* [Data items]:
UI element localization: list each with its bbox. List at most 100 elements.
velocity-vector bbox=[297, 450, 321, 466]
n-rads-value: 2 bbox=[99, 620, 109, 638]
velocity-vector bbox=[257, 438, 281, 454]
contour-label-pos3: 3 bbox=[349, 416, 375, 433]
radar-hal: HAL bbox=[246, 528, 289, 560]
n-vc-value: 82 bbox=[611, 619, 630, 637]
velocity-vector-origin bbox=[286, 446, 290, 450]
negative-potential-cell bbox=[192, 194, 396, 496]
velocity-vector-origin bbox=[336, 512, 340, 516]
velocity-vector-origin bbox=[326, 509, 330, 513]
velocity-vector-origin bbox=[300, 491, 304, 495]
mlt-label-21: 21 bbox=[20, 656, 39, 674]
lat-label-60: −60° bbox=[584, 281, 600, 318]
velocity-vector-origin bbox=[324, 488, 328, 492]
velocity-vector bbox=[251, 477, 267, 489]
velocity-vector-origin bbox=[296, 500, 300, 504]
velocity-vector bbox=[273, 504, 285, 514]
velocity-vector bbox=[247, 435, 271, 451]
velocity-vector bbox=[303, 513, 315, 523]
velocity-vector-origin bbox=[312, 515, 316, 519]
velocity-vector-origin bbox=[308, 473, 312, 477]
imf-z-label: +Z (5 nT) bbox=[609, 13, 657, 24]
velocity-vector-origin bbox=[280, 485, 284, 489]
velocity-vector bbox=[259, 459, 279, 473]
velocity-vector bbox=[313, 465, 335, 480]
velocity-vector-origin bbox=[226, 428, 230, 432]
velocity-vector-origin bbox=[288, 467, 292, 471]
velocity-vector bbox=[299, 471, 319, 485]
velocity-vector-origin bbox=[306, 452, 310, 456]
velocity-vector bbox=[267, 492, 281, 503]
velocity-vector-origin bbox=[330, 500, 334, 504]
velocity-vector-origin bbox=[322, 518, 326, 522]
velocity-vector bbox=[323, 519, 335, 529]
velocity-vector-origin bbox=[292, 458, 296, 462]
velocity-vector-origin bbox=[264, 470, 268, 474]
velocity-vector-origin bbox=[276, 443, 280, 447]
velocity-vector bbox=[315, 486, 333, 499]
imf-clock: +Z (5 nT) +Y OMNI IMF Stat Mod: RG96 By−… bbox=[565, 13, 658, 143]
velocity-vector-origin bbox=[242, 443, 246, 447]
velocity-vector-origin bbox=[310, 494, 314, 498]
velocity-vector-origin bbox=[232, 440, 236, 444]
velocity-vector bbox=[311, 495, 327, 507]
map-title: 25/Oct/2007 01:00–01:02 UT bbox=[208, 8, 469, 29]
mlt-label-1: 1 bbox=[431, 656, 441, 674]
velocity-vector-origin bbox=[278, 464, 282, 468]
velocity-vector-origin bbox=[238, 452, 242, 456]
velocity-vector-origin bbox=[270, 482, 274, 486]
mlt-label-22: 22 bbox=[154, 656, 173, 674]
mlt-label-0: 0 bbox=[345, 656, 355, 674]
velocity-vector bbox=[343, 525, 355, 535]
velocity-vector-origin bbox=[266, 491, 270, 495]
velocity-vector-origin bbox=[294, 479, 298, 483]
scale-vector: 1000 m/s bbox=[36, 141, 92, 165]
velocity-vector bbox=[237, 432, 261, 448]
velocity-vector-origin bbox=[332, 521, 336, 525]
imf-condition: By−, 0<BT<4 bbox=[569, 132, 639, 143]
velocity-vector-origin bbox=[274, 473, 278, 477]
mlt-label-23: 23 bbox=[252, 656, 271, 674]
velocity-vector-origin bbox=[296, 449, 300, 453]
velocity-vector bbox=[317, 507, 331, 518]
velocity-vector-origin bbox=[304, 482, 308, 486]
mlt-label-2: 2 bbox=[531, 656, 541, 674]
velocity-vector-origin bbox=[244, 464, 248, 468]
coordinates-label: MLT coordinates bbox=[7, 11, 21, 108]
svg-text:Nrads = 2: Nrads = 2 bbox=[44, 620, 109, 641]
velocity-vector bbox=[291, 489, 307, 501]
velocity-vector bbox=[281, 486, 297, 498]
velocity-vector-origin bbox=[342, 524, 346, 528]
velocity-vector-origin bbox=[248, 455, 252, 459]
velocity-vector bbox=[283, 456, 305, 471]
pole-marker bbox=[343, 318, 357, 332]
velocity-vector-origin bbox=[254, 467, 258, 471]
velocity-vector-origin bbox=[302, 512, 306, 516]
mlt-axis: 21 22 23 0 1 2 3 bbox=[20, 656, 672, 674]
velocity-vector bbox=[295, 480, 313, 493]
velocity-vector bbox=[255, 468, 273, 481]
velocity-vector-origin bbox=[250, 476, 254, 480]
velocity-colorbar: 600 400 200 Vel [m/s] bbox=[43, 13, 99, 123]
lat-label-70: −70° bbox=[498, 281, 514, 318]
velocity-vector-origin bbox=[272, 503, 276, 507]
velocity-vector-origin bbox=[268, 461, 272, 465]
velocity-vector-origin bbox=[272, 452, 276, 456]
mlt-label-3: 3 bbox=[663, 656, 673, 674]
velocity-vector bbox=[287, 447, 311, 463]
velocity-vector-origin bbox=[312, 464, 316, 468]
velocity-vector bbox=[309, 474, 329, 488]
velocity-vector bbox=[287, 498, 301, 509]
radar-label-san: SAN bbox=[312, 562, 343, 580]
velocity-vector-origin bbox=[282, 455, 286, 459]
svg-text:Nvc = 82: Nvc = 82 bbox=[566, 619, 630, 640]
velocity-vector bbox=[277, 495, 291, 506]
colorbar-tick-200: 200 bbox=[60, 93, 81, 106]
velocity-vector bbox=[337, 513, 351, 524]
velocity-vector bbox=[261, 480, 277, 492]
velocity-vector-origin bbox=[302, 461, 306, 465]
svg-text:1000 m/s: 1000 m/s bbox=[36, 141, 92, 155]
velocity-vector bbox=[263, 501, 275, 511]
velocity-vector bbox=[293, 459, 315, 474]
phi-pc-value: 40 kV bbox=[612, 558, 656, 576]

* [WRITTEN TASK]: Change "map-title" to "plot-title" in the material from its start through the line containing "mlt-label-1: 1 bbox=[431, 656, 441, 674]", and give those lines again with everything else unchanged.

* [THE SOLUTION]:
UI element localization: list each with its bbox. List at most 100 elements.
velocity-vector bbox=[297, 450, 321, 466]
n-rads-value: 2 bbox=[99, 620, 109, 638]
velocity-vector bbox=[257, 438, 281, 454]
contour-label-pos3: 3 bbox=[349, 416, 375, 433]
radar-hal: HAL bbox=[246, 528, 289, 560]
n-vc-value: 82 bbox=[611, 619, 630, 637]
velocity-vector-origin bbox=[286, 446, 290, 450]
negative-potential-cell bbox=[192, 194, 396, 496]
velocity-vector-origin bbox=[336, 512, 340, 516]
velocity-vector-origin bbox=[326, 509, 330, 513]
velocity-vector-origin bbox=[300, 491, 304, 495]
mlt-label-21: 21 bbox=[20, 656, 39, 674]
lat-label-60: −60° bbox=[584, 281, 600, 318]
velocity-vector-origin bbox=[324, 488, 328, 492]
velocity-vector bbox=[251, 477, 267, 489]
velocity-vector-origin bbox=[296, 500, 300, 504]
velocity-vector bbox=[273, 504, 285, 514]
velocity-vector bbox=[247, 435, 271, 451]
velocity-vector bbox=[303, 513, 315, 523]
velocity-vector-origin bbox=[312, 515, 316, 519]
velocity-vector-origin bbox=[308, 473, 312, 477]
imf-z-label: +Z (5 nT) bbox=[609, 13, 657, 24]
velocity-vector-origin bbox=[280, 485, 284, 489]
velocity-vector bbox=[259, 459, 279, 473]
velocity-vector bbox=[313, 465, 335, 480]
velocity-vector-origin bbox=[226, 428, 230, 432]
velocity-vector-origin bbox=[288, 467, 292, 471]
velocity-vector bbox=[299, 471, 319, 485]
velocity-vector-origin bbox=[306, 452, 310, 456]
velocity-vector bbox=[267, 492, 281, 503]
velocity-vector-origin bbox=[330, 500, 334, 504]
velocity-vector-origin bbox=[322, 518, 326, 522]
velocity-vector bbox=[323, 519, 335, 529]
velocity-vector-origin bbox=[292, 458, 296, 462]
velocity-vector-origin bbox=[264, 470, 268, 474]
velocity-vector-origin bbox=[276, 443, 280, 447]
velocity-vector bbox=[315, 486, 333, 499]
imf-clock: +Z (5 nT) +Y OMNI IMF Stat Mod: RG96 By−… bbox=[565, 13, 658, 143]
velocity-vector-origin bbox=[242, 443, 246, 447]
velocity-vector-origin bbox=[310, 494, 314, 498]
velocity-vector-origin bbox=[232, 440, 236, 444]
velocity-vector bbox=[311, 495, 327, 507]
plot-title: 25/Oct/2007 01:00–01:02 UT bbox=[208, 8, 469, 29]
mlt-label-1: 1 bbox=[431, 656, 441, 674]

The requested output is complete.